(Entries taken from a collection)

________________

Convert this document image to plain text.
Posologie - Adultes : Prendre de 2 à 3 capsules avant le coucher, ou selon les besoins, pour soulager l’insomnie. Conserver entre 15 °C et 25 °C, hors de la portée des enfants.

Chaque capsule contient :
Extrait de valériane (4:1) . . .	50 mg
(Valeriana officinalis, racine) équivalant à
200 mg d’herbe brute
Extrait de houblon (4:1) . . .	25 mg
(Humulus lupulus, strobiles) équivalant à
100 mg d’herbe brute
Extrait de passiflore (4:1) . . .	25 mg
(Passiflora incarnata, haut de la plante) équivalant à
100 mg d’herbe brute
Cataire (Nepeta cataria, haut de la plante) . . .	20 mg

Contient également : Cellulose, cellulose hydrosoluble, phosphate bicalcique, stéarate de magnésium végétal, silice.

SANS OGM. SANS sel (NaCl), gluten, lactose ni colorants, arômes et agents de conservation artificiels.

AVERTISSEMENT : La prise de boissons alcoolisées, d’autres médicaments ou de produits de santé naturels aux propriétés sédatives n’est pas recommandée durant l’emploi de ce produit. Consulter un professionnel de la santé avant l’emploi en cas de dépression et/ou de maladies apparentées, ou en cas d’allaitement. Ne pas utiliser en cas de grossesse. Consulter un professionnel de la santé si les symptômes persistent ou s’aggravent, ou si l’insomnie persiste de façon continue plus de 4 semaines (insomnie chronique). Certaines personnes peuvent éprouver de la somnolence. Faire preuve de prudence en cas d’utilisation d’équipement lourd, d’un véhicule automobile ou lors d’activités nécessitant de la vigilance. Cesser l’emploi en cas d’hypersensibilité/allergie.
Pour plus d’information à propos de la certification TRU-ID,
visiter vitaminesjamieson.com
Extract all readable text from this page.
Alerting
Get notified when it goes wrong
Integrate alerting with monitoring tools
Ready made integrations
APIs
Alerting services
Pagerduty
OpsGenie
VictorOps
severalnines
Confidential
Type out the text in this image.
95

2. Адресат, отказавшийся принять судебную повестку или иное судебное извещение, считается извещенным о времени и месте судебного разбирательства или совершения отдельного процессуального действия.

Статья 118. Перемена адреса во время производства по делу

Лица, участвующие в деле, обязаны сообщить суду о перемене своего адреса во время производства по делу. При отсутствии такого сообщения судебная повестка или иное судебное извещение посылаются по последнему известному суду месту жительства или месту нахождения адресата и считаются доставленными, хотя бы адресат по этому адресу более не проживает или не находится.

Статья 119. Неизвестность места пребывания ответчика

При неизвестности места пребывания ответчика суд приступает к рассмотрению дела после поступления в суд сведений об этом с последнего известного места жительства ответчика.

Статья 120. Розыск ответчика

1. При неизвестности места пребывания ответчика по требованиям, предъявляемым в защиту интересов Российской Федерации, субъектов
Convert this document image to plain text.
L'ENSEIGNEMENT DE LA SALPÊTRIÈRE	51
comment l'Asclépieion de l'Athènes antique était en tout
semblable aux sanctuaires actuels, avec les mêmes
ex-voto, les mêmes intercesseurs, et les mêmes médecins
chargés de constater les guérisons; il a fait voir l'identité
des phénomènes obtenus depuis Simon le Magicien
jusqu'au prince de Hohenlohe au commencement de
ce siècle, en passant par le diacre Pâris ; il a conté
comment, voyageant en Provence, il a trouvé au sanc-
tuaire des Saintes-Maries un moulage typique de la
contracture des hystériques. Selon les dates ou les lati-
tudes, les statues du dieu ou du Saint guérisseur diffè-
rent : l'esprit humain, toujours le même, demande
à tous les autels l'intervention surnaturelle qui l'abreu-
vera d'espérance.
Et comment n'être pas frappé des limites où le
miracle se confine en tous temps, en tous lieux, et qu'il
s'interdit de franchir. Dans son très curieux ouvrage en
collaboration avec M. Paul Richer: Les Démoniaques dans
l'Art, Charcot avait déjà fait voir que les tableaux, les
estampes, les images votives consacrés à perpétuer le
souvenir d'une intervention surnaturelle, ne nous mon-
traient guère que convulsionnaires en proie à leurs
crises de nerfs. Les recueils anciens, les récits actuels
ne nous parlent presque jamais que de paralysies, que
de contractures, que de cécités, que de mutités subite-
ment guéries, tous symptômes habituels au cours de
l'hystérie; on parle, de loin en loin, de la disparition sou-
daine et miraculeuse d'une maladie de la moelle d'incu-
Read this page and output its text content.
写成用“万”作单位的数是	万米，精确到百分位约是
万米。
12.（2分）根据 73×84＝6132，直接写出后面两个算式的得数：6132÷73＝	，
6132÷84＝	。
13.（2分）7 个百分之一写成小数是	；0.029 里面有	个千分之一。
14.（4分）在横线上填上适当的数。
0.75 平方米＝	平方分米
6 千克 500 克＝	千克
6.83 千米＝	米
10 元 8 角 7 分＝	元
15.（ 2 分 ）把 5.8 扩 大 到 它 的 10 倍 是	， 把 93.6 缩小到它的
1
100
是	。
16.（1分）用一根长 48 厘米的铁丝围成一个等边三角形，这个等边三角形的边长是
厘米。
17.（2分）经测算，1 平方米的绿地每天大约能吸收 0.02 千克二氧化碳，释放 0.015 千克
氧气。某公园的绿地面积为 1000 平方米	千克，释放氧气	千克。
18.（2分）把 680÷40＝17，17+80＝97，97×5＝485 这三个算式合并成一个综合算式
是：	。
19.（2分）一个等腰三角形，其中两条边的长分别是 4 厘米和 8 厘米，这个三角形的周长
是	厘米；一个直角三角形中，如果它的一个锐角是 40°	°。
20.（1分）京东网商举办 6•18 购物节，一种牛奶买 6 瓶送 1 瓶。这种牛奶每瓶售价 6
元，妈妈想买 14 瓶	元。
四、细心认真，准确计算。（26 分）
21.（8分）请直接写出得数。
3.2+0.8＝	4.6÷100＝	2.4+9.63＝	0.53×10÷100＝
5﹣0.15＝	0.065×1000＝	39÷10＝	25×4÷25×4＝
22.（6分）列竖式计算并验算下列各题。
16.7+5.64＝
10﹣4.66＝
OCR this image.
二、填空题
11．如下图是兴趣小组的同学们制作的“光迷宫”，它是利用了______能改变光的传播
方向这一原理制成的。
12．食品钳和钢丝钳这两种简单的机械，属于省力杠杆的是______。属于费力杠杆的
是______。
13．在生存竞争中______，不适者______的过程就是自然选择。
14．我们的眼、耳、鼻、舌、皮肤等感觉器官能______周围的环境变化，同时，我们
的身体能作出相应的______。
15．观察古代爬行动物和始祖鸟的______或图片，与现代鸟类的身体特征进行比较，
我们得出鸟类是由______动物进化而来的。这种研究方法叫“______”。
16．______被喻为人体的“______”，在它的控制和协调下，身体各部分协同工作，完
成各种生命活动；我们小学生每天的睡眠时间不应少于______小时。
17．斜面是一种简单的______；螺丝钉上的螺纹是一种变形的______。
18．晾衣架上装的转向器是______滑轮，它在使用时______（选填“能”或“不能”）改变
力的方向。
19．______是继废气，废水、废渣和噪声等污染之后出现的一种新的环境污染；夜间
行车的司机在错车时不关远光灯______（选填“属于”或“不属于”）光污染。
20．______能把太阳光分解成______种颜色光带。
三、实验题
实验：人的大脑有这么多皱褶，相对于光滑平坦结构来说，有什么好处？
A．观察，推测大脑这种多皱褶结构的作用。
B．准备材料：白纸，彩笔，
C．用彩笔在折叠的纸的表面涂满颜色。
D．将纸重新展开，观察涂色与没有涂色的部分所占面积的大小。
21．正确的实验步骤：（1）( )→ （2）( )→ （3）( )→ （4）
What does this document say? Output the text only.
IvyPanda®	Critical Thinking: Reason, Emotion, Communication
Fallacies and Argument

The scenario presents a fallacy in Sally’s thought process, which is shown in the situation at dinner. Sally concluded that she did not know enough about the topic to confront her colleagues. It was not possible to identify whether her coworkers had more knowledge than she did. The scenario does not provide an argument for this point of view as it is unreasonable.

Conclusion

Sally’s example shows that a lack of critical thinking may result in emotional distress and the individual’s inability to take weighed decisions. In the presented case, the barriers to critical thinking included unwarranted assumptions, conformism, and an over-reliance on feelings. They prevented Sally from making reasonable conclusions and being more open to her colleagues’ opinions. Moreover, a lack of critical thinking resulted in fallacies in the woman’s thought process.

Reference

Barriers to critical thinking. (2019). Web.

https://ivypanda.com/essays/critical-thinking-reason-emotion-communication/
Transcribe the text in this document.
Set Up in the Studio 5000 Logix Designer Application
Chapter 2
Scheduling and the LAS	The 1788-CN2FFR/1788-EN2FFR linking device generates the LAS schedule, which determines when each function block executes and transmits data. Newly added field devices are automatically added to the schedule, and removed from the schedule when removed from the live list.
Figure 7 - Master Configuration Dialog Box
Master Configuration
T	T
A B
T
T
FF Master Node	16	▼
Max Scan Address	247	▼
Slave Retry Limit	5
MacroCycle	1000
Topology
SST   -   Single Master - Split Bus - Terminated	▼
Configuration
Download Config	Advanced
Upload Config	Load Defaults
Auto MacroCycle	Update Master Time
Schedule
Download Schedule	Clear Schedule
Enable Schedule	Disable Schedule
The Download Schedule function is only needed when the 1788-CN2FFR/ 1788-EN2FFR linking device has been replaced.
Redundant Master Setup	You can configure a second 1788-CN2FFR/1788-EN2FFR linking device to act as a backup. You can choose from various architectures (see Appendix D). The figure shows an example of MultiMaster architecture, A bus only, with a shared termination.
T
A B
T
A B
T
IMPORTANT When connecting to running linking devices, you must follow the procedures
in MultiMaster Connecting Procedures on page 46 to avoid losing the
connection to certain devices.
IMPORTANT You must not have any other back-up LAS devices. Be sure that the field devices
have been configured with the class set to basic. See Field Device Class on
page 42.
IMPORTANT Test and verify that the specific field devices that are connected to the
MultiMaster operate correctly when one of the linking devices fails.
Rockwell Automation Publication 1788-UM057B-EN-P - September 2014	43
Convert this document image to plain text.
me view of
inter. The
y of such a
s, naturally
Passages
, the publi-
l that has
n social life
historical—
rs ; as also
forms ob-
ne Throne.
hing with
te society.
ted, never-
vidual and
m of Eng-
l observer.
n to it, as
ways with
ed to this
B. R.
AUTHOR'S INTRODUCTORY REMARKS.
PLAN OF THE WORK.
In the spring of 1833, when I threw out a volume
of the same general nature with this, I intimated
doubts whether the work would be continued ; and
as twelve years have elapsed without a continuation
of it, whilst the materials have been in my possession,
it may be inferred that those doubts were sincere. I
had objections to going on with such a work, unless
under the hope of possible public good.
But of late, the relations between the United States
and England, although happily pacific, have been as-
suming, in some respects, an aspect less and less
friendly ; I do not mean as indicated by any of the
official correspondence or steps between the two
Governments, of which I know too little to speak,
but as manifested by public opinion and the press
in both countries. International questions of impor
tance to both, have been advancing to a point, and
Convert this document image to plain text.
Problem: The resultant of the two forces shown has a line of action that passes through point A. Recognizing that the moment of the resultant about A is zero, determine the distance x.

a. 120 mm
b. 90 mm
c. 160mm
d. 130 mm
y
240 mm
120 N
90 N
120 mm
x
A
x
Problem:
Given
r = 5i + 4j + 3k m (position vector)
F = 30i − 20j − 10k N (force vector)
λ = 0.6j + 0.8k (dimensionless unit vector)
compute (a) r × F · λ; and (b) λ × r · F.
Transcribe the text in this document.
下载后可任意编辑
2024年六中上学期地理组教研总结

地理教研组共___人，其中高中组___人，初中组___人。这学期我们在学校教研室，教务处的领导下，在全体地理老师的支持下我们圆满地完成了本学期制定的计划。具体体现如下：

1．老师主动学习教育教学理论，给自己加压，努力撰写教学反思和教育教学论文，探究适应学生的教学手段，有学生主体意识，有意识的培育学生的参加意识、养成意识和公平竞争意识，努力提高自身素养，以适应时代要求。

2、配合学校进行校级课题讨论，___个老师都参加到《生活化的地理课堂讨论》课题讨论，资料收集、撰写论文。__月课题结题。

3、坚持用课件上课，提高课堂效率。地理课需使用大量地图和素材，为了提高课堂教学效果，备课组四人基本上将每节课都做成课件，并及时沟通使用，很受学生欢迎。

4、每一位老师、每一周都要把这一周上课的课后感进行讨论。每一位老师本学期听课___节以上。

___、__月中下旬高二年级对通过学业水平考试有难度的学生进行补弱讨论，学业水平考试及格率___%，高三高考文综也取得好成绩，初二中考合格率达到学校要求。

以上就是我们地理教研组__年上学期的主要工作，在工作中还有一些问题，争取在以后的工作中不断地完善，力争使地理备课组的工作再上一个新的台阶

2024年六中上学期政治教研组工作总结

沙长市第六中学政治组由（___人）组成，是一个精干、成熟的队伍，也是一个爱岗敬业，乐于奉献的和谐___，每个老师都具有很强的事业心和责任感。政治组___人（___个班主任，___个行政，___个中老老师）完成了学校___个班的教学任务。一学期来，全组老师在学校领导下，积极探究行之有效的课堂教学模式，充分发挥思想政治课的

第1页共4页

________________

### Task
Identify the lines in the entries above that contain "fait", then copy them out.

### Written response
chargés de constater les guérisons; il a fait voir l'identité
l'Art, Charcot avait déjà fait voir que les tableaux, les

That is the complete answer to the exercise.